Directions: Repeat the whole listing exactly.

Provided data:
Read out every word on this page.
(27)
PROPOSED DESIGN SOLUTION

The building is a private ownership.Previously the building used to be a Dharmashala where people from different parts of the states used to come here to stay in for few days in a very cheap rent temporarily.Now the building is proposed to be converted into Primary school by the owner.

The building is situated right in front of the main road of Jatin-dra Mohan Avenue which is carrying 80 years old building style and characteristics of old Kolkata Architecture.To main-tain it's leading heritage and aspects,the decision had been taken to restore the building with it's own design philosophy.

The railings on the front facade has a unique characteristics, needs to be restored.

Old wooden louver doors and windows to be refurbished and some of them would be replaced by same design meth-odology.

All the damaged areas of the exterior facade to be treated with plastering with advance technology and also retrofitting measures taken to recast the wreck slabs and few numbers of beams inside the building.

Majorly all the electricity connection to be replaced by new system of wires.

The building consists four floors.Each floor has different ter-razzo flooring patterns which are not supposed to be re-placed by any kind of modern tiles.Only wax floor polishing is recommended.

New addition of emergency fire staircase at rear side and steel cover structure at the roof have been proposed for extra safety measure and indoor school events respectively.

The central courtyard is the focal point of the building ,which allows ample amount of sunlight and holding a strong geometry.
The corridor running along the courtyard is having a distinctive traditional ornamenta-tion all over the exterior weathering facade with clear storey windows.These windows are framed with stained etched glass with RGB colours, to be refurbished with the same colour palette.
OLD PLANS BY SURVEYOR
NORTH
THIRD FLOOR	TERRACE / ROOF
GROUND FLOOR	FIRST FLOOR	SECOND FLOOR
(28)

The answer:
Read out every word on this page.
(27)
PROPOSED DESIGN SOLUTION

The building is a private ownership.Previously the building used to be a Dharmashala where people from different parts of the states used to come here to stay in for few days in a very cheap rent temporarily.Now the building is proposed to be converted into Primary school by the owner.

The building is situated right in front of the main road of Jatin-dra Mohan Avenue which is carrying 80 years old building style and characteristics of old Kolkata Architecture.To main-tain it's leading heritage and aspects,the decision had been taken to restore the building with it's own design philosophy.

The railings on the front facade has a unique characteristics, needs to be restored.

Old wooden louver doors and windows to be refurbished and some of them would be replaced by same design meth-odology.

All the damaged areas of the exterior facade to be treated with plastering with advance technology and also retrofitting measures taken to recast the wreck slabs and few numbers of beams inside the building.

Majorly all the electricity connection to be replaced by new system of wires.

The building consists four floors.Each floor has different ter-razzo flooring patterns which are not supposed to be re-placed by any kind of modern tiles.Only wax floor polishing is recommended.

New addition of emergency fire staircase at rear side and steel cover structure at the roof have been proposed for extra safety measure and indoor school events respectively.

The central courtyard is the focal point of the building ,which allows ample amount of sunlight and holding a strong geometry.
The corridor running along the courtyard is having a distinctive traditional ornamenta-tion all over the exterior weathering facade with clear storey windows.These windows are framed with stained etched glass with RGB colours, to be refurbished with the same colour palette.
OLD PLANS BY SURVEYOR
NORTH
THIRD FLOOR	TERRACE / ROOF
GROUND FLOOR	FIRST FLOOR	SECOND FLOOR
(28)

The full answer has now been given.